» **MATERIAL SHOWN**
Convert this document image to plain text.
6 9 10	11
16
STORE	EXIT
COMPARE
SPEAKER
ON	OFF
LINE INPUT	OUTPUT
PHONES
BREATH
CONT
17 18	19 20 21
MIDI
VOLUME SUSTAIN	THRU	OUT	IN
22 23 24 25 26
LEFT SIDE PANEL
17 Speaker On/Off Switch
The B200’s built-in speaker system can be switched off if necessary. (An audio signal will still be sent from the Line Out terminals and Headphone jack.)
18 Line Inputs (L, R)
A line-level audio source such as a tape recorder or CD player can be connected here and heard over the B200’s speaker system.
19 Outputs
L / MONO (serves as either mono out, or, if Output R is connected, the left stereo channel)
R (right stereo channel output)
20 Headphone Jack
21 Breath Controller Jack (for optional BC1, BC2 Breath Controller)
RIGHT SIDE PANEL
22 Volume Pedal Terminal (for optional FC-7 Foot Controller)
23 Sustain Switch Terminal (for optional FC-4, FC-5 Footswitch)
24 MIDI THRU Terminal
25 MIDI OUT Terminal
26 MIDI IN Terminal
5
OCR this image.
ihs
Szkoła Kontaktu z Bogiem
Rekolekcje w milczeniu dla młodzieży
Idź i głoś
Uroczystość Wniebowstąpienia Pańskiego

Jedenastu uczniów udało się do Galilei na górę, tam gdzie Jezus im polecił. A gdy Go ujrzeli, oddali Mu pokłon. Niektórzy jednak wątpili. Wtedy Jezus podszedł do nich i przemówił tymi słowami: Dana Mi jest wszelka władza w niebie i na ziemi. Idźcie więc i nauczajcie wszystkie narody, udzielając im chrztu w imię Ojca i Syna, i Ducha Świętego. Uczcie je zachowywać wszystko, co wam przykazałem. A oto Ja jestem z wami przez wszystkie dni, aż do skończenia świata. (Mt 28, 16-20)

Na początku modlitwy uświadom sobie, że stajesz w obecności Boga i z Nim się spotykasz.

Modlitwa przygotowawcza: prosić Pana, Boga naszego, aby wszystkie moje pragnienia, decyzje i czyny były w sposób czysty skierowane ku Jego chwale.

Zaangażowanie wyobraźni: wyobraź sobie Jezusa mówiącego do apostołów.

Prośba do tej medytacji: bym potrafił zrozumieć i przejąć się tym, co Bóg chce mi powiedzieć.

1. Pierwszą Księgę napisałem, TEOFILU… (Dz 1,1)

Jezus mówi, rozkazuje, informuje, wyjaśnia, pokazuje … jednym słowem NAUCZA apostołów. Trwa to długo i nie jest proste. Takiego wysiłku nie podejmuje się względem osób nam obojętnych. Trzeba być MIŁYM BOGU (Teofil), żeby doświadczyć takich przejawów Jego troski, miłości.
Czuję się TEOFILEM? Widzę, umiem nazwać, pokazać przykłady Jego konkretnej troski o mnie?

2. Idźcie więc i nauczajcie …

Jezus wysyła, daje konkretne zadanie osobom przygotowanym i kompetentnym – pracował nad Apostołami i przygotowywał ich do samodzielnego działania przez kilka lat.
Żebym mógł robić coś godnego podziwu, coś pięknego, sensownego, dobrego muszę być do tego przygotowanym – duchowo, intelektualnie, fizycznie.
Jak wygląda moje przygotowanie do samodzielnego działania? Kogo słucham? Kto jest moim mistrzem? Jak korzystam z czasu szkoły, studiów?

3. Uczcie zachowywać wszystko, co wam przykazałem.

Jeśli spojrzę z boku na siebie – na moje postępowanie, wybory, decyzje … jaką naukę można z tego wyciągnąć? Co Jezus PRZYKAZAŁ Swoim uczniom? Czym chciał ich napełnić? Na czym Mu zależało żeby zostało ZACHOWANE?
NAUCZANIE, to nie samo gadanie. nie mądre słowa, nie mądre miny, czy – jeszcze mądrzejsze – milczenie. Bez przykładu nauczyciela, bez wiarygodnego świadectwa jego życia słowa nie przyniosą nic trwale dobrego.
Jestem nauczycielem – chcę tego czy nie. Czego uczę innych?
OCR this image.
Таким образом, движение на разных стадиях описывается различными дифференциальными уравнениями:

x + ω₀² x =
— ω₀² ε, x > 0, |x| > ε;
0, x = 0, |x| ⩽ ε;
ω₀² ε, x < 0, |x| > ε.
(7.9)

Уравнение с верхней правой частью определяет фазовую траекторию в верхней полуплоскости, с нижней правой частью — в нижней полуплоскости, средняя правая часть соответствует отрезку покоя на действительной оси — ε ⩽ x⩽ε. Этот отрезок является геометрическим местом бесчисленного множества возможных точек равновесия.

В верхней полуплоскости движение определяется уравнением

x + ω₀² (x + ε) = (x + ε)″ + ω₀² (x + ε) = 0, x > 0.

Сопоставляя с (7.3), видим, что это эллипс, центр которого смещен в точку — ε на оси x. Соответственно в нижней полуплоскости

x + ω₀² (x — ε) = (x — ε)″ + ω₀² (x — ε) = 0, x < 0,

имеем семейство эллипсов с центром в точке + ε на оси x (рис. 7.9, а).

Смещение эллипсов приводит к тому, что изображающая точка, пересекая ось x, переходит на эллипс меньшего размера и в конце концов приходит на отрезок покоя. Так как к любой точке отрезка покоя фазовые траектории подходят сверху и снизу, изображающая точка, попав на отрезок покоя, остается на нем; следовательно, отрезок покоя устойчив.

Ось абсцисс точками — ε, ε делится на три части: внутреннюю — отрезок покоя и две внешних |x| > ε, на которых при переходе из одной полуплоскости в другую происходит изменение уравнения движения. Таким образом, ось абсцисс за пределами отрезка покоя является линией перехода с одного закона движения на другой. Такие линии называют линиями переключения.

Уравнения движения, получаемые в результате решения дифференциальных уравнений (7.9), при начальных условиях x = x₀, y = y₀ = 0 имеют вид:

» **PROBLEM STATEMENT**
Extract every record. Keep wording exact.

» **RESPONSE TO THIS EXERCISE**
Convert this document image to plain text.
6 9 10	11
16
STORE	EXIT
COMPARE
SPEAKER
ON	OFF
LINE INPUT	OUTPUT
PHONES
BREATH
CONT
17 18	19 20 21
MIDI
VOLUME SUSTAIN	THRU	OUT	IN
22 23 24 25 26
LEFT SIDE PANEL
17 Speaker On/Off Switch
The B200’s built-in speaker system can be switched off if necessary. (An audio signal will still be sent from the Line Out terminals and Headphone jack.)
18 Line Inputs (L, R)
A line-level audio source such as a tape recorder or CD player can be connected here and heard over the B200’s speaker system.
19 Outputs
L / MONO (serves as either mono out, or, if Output R is connected, the left stereo channel)
R (right stereo channel output)
20 Headphone Jack
21 Breath Controller Jack (for optional BC1, BC2 Breath Controller)
RIGHT SIDE PANEL
22 Volume Pedal Terminal (for optional FC-7 Foot Controller)
23 Sustain Switch Terminal (for optional FC-4, FC-5 Footswitch)
24 MIDI THRU Terminal
25 MIDI OUT Terminal
26 MIDI IN Terminal
5
OCR this image.
ihs
Szkoła Kontaktu z Bogiem
Rekolekcje w milczeniu dla młodzieży
Idź i głoś
Uroczystość Wniebowstąpienia Pańskiego

Jedenastu uczniów udało się do Galilei na górę, tam gdzie Jezus im polecił. A gdy Go ujrzeli, oddali Mu pokłon. Niektórzy jednak wątpili. Wtedy Jezus podszedł do nich i przemówił tymi słowami: Dana Mi jest wszelka władza w niebie i na ziemi. Idźcie więc i nauczajcie wszystkie narody, udzielając im chrztu w imię Ojca i Syna, i Ducha Świętego. Uczcie je zachowywać wszystko, co wam przykazałem. A oto Ja jestem z wami przez wszystkie dni, aż do skończenia świata. (Mt 28, 16-20)

Na początku modlitwy uświadom sobie, że stajesz w obecności Boga i z Nim się spotykasz.

Modlitwa przygotowawcza: prosić Pana, Boga naszego, aby wszystkie moje pragnienia, decyzje i czyny były w sposób czysty skierowane ku Jego chwale.

Zaangażowanie wyobraźni: wyobraź sobie Jezusa mówiącego do apostołów.

Prośba do tej medytacji: bym potrafił zrozumieć i przejąć się tym, co Bóg chce mi powiedzieć.

1. Pierwszą Księgę napisałem, TEOFILU… (Dz 1,1)

Jezus mówi, rozkazuje, informuje, wyjaśnia, pokazuje … jednym słowem NAUCZA apostołów. Trwa to długo i nie jest proste. Takiego wysiłku nie podejmuje się względem osób nam obojętnych. Trzeba być MIŁYM BOGU (Teofil), żeby doświadczyć takich przejawów Jego troski, miłości.
Czuję się TEOFILEM? Widzę, umiem nazwać, pokazać przykłady Jego konkretnej troski o mnie?

2. Idźcie więc i nauczajcie …

Jezus wysyła, daje konkretne zadanie osobom przygotowanym i kompetentnym – pracował nad Apostołami i przygotowywał ich do samodzielnego działania przez kilka lat.
Żebym mógł robić coś godnego podziwu, coś pięknego, sensownego, dobrego muszę być do tego przygotowanym – duchowo, intelektualnie, fizycznie.
Jak wygląda moje przygotowanie do samodzielnego działania? Kogo słucham? Kto jest moim mistrzem? Jak korzystam z czasu szkoły, studiów?

3. Uczcie zachowywać wszystko, co wam przykazałem.

Jeśli spojrzę z boku na siebie – na moje postępowanie, wybory, decyzje … jaką naukę można z tego wyciągnąć? Co Jezus PRZYKAZAŁ Swoim uczniom? Czym chciał ich napełnić? Na czym Mu zależało żeby zostało ZACHOWANE?
NAUCZANIE, to nie samo gadanie. nie mądre słowa, nie mądre miny, czy – jeszcze mądrzejsze – milczenie. Bez przykładu nauczyciela, bez wiarygodnego świadectwa jego życia słowa nie przyniosą nic trwale dobrego.
Jestem nauczycielem – chcę tego czy nie. Czego uczę innych?
OCR this image.
Таким образом, движение на разных стадиях описывается различными дифференциальными уравнениями:

x + ω₀² x =
— ω₀² ε, x > 0, |x| > ε;
0, x = 0, |x| ⩽ ε;
ω₀² ε, x < 0, |x| > ε.
(7.9)

Уравнение с верхней правой частью определяет фазовую траекторию в верхней полуплоскости, с нижней правой частью — в нижней полуплоскости, средняя правая часть соответствует отрезку покоя на действительной оси — ε ⩽ x⩽ε. Этот отрезок является геометрическим местом бесчисленного множества возможных точек равновесия.

В верхней полуплоскости движение определяется уравнением

x + ω₀² (x + ε) = (x + ε)″ + ω₀² (x + ε) = 0, x > 0.

Сопоставляя с (7.3), видим, что это эллипс, центр которого смещен в точку — ε на оси x. Соответственно в нижней полуплоскости

x + ω₀² (x — ε) = (x — ε)″ + ω₀² (x — ε) = 0, x < 0,

имеем семейство эллипсов с центром в точке + ε на оси x (рис. 7.9, а).

Смещение эллипсов приводит к тому, что изображающая точка, пересекая ось x, переходит на эллипс меньшего размера и в конце концов приходит на отрезок покоя. Так как к любой точке отрезка покоя фазовые траектории подходят сверху и снизу, изображающая точка, попав на отрезок покоя, остается на нем; следовательно, отрезок покоя устойчив.

Ось абсцисс точками — ε, ε делится на три части: внутреннюю — отрезок покоя и две внешних |x| > ε, на которых при переходе из одной полуплоскости в другую происходит изменение уравнения движения. Таким образом, ось абсцисс за пределами отрезка покоя является линией перехода с одного закона движения на другой. Такие линии называют линиями переключения.

Уравнения движения, получаемые в результате решения дифференциальных уравнений (7.9), при начальных условиях x = x₀, y = y₀ = 0 имеют вид:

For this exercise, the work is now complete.